*** Data provided
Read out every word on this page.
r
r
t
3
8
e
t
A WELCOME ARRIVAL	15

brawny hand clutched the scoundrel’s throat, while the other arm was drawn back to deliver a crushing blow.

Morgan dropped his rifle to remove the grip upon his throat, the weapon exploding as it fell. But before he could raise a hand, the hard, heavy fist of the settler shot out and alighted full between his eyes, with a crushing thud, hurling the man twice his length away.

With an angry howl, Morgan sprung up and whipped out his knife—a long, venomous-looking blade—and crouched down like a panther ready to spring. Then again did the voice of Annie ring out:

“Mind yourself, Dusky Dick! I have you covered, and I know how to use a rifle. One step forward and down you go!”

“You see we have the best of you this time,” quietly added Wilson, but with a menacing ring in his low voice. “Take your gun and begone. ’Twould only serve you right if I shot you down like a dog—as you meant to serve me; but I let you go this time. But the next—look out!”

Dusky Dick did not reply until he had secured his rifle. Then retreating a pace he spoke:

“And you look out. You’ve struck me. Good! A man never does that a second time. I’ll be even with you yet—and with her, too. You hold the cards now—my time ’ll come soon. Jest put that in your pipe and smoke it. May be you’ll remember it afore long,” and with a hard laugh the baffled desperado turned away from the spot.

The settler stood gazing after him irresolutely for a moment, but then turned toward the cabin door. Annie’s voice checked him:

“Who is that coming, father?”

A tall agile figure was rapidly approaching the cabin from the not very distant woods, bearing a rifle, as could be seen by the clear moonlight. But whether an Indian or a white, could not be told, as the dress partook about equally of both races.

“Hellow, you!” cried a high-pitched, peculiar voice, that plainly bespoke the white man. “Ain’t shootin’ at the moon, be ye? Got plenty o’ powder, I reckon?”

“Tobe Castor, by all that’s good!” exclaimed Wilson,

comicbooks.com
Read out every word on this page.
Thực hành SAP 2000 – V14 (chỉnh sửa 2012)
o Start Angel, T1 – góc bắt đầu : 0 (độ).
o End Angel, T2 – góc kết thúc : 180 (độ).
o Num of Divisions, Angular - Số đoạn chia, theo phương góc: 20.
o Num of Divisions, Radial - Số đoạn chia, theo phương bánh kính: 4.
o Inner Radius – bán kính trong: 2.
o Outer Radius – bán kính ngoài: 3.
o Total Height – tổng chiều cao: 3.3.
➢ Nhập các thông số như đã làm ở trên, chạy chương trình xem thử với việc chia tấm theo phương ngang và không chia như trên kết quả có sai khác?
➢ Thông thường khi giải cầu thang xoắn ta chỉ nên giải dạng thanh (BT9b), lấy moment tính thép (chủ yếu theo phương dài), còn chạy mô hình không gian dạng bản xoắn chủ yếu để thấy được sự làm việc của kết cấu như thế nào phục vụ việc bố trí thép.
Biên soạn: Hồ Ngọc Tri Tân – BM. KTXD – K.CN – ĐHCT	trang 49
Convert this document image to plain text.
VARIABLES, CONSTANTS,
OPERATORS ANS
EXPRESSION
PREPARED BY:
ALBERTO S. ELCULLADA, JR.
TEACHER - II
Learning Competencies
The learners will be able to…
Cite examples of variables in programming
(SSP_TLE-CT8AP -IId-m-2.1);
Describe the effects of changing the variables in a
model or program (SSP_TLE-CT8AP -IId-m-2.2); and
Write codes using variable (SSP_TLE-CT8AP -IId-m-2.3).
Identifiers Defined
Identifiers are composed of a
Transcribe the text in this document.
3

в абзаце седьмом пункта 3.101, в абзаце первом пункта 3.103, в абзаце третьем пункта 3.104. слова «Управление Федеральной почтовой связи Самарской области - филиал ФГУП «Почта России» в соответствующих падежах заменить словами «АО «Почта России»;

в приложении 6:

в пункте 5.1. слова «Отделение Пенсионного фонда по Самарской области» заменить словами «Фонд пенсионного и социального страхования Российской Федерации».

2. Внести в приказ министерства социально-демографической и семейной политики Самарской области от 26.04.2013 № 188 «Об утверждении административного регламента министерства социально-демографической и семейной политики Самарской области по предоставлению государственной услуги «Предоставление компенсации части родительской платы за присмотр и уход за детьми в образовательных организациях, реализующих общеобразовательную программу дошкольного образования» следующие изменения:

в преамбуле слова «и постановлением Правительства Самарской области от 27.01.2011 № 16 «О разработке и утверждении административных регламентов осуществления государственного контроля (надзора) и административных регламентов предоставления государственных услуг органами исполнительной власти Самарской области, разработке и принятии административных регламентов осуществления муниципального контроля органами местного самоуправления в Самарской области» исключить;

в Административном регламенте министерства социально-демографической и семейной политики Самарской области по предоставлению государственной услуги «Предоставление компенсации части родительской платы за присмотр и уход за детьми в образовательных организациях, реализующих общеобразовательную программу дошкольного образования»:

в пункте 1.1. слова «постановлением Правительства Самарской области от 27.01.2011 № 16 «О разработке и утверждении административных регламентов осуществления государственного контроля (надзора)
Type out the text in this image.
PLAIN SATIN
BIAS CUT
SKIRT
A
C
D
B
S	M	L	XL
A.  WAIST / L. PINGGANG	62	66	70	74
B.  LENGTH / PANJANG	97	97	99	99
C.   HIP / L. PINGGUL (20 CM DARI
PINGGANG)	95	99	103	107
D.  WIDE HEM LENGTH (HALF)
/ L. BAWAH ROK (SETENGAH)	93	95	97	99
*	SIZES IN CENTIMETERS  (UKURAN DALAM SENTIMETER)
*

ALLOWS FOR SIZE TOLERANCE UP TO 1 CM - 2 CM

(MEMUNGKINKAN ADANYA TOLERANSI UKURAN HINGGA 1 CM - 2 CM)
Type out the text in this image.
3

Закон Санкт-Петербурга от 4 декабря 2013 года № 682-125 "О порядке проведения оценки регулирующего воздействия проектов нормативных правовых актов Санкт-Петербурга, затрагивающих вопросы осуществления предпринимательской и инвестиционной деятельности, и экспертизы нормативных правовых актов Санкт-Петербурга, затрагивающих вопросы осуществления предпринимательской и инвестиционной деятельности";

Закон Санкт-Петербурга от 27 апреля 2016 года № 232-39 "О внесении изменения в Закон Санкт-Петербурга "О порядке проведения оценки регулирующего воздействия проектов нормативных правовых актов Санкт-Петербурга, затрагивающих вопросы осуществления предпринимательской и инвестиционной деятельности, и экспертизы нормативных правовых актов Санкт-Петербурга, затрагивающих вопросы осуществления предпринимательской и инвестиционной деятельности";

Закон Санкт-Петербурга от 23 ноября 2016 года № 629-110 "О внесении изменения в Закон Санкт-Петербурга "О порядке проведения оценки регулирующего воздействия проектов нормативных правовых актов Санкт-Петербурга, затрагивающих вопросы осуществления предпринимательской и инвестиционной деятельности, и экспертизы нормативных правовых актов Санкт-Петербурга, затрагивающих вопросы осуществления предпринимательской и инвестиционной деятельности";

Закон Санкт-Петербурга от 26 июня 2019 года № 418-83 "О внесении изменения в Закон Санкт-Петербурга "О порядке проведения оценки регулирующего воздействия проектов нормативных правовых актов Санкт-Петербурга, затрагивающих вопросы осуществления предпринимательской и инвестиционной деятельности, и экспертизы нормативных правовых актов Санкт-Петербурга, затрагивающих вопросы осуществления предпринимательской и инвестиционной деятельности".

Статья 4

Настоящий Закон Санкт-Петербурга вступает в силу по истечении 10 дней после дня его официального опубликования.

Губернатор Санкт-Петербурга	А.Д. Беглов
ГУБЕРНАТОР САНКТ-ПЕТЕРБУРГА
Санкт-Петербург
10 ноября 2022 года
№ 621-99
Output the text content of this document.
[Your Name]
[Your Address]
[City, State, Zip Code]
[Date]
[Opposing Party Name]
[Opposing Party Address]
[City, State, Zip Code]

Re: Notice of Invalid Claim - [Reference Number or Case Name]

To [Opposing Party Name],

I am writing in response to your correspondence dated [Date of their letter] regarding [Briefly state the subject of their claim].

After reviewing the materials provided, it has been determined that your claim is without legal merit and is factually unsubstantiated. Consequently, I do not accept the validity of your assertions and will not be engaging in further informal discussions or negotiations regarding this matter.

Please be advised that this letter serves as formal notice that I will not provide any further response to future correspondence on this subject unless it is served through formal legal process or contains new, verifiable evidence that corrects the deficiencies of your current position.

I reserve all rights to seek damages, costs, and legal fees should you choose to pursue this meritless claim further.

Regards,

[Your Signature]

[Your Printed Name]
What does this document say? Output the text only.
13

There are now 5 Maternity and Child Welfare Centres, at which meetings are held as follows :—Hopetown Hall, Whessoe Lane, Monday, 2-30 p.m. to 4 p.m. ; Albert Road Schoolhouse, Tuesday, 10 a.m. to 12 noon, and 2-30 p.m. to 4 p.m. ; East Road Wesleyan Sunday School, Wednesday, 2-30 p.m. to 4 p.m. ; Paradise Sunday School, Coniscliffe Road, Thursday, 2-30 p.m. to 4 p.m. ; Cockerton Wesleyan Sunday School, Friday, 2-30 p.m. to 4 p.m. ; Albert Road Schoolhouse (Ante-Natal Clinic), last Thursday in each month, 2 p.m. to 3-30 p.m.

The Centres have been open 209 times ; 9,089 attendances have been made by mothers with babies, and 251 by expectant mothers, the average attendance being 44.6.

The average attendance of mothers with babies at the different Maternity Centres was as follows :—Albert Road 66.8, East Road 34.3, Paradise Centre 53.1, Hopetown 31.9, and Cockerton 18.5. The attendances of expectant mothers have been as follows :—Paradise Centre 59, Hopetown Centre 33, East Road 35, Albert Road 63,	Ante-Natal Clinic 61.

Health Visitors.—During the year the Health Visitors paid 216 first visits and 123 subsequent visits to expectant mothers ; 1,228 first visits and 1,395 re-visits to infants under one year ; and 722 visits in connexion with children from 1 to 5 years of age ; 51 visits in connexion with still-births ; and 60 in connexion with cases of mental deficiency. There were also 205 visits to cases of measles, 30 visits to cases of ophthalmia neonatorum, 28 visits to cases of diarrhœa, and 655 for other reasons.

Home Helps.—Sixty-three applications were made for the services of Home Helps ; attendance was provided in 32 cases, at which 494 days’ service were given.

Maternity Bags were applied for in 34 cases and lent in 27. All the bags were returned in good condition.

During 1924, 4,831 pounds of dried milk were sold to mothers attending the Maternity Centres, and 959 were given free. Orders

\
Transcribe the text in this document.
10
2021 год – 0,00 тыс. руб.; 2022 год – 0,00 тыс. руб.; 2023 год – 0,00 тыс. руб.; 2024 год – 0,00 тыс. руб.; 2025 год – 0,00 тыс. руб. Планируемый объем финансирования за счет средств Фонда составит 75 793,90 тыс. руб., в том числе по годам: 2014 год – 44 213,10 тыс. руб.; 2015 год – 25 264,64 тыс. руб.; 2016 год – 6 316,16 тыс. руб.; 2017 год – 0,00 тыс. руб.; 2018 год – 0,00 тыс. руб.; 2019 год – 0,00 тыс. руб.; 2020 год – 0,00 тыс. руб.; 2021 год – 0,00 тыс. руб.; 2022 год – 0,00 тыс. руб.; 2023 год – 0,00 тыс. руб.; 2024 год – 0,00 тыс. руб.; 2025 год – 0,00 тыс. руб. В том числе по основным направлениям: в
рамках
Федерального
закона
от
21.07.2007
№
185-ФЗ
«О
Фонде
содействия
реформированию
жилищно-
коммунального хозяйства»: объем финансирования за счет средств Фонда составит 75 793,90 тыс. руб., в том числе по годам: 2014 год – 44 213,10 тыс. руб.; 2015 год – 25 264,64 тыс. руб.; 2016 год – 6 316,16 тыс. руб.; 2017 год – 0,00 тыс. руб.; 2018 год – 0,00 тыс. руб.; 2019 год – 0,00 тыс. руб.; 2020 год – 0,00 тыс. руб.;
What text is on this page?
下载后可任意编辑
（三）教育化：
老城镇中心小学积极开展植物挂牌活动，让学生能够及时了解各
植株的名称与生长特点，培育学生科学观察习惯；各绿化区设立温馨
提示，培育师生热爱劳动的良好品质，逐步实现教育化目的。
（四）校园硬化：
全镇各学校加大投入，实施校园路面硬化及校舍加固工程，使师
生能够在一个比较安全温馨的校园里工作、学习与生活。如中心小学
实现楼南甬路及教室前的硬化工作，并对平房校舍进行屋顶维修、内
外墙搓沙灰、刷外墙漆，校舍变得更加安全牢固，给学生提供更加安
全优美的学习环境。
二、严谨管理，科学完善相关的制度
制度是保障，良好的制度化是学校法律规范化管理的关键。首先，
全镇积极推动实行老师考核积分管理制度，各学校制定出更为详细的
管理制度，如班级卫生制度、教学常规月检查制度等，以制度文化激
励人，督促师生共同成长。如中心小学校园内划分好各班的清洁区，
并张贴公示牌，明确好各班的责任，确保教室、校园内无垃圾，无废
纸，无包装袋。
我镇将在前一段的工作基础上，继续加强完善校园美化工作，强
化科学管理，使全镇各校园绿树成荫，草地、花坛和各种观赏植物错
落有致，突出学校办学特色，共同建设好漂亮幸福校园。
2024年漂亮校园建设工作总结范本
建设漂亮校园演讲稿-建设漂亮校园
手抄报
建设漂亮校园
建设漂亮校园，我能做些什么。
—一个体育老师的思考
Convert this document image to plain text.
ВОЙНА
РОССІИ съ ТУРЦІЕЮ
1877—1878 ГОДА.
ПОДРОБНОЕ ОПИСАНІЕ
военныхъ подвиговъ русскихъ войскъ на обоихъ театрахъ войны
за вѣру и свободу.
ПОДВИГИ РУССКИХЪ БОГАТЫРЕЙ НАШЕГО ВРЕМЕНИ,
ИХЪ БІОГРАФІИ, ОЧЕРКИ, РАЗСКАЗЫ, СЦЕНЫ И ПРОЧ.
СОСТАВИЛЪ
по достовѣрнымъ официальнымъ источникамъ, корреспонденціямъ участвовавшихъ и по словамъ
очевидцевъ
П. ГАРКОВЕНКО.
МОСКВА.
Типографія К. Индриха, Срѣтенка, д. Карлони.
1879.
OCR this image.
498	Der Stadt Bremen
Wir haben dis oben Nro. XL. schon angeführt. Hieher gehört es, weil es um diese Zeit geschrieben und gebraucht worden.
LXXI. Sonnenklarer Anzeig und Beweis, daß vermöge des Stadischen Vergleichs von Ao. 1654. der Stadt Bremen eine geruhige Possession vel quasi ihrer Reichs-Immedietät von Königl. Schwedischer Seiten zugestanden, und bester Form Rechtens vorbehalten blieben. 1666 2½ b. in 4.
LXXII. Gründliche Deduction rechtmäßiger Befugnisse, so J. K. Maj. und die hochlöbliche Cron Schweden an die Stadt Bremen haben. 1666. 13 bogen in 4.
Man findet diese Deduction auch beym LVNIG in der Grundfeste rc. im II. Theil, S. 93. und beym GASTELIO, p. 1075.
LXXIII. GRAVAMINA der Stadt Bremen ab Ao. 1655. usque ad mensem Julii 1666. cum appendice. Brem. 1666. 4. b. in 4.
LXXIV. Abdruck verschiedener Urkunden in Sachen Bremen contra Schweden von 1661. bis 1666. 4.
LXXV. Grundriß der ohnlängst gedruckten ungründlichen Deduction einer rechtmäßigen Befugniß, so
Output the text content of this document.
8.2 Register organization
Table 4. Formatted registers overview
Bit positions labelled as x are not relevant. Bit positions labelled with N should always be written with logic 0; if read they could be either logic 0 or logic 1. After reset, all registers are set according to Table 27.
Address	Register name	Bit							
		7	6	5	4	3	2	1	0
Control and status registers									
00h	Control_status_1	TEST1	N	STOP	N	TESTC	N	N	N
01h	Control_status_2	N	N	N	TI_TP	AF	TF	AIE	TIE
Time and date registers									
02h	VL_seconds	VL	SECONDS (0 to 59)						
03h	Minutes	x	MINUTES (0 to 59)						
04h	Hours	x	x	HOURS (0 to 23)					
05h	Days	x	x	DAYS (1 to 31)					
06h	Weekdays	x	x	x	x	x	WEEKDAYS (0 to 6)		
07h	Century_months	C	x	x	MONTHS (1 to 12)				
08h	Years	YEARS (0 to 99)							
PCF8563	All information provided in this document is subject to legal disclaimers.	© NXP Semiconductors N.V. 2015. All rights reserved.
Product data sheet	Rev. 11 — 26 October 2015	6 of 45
******
▶ [Your goal]: Pull out the lines above in which the word "việc" appears.

▶ [Output]:
➢ Nhập các thông số như đã làm ở trên, chạy chương trình xem thử với việc chia tấm theo phương ngang và không chia như trên kết quả có sai khác?
➢ Thông thường khi giải cầu thang xoắn ta chỉ nên giải dạng thanh (BT9b), lấy moment tính thép (chủ yếu theo phương dài), còn chạy mô hình không gian dạng bản xoắn chủ yếu để thấy được sự làm việc của kết cấu như thế nào phục vụ việc bố trí thép.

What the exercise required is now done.